**Exercise details**
Provide only the number of lines in the listing that contain the string "Обязательства".

• • • • •

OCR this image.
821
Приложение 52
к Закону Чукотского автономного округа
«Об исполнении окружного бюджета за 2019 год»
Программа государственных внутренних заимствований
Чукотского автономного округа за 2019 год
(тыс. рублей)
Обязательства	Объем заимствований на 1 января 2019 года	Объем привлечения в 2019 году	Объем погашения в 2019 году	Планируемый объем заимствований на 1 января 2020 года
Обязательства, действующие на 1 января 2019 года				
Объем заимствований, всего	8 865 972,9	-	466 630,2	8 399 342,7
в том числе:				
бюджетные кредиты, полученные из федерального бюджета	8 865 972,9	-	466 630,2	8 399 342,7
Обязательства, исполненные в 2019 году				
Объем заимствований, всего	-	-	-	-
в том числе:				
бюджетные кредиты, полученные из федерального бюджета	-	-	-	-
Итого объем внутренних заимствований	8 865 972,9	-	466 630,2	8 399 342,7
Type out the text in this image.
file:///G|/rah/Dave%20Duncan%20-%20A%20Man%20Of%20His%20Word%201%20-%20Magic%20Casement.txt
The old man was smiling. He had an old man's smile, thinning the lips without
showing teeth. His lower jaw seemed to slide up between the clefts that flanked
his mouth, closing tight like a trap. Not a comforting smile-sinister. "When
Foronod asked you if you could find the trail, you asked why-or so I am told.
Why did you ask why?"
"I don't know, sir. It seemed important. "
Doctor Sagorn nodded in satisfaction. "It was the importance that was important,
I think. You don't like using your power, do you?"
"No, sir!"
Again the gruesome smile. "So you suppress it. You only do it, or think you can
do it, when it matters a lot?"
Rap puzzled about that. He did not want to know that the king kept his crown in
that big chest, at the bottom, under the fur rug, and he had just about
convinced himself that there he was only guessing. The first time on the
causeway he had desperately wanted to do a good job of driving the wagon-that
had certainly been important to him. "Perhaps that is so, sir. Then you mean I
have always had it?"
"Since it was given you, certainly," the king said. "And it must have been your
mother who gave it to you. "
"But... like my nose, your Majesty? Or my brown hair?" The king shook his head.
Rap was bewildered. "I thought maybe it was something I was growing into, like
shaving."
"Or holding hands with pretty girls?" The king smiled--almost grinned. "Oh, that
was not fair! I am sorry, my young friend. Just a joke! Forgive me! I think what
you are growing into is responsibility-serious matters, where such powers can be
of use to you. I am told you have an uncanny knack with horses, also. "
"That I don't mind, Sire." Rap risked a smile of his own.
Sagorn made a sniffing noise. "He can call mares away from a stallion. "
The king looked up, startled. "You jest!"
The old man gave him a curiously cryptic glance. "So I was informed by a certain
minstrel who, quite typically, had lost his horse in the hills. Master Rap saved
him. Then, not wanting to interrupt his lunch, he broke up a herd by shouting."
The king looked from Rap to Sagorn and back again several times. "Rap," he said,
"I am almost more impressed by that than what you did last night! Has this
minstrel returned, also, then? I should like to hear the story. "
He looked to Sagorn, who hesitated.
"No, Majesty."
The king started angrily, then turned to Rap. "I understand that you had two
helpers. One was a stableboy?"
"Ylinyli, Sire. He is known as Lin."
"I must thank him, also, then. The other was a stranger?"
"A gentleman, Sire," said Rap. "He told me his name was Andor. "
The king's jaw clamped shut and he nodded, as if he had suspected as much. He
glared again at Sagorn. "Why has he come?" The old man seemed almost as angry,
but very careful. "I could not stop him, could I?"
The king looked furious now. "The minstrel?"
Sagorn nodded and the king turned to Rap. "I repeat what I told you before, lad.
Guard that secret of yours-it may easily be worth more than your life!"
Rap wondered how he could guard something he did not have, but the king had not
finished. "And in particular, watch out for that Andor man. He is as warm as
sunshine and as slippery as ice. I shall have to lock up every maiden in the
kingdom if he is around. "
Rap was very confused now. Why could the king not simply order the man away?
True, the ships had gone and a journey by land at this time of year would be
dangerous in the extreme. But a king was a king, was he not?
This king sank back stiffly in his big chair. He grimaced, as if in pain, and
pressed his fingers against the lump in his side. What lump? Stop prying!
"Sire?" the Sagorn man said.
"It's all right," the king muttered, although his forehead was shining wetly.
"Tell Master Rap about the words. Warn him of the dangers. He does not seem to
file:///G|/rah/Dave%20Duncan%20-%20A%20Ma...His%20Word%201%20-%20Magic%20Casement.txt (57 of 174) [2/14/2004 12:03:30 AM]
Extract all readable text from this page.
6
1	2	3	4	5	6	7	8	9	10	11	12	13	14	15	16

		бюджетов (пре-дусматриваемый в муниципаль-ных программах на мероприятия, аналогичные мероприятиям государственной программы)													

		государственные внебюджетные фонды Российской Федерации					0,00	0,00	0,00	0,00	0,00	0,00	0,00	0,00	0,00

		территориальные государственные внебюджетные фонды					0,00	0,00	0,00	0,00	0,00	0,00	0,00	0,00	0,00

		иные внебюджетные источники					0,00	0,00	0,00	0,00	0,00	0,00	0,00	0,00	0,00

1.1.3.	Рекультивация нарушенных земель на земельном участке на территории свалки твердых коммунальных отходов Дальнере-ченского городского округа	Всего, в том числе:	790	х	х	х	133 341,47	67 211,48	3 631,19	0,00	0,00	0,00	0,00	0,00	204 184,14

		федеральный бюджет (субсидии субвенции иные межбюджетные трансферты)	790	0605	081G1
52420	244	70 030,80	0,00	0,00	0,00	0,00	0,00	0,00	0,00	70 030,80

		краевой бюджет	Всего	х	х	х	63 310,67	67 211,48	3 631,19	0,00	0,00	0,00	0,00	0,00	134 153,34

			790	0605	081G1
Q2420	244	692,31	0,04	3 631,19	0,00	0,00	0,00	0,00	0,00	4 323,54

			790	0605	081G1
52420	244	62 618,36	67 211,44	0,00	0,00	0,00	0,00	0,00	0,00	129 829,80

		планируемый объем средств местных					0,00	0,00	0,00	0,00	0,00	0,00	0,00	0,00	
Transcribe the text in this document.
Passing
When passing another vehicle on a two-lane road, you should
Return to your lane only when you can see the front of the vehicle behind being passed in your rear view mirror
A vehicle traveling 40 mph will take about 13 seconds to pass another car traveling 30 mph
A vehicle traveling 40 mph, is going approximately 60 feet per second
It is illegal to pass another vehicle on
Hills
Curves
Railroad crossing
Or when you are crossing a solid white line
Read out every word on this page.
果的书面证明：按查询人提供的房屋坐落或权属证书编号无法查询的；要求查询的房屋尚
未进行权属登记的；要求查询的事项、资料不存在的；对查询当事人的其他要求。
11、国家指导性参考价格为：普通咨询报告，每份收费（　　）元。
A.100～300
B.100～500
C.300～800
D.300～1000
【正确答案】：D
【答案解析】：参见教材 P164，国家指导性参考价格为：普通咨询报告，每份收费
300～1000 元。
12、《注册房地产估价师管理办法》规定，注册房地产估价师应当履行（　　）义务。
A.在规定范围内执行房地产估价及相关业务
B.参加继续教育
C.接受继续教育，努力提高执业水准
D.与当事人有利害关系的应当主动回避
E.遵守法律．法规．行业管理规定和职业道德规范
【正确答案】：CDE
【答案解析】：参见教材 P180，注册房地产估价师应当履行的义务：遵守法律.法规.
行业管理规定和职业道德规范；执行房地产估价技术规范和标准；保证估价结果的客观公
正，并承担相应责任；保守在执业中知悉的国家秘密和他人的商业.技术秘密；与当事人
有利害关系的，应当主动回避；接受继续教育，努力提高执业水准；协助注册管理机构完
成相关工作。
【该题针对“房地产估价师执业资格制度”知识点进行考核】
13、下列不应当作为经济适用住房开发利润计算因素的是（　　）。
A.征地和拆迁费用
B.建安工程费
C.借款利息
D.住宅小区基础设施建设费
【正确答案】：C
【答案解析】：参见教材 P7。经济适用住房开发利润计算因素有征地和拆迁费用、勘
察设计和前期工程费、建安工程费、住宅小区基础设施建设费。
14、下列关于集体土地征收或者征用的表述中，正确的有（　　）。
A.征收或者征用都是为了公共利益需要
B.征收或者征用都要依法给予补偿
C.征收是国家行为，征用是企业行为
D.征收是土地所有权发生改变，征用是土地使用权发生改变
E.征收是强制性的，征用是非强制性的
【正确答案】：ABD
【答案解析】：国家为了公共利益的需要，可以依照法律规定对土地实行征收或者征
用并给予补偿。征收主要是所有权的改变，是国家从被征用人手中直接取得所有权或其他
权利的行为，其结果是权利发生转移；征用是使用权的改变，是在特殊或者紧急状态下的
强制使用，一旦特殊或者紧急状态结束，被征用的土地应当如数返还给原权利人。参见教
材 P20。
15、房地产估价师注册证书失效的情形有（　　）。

• • • • •

**Exercise output**
3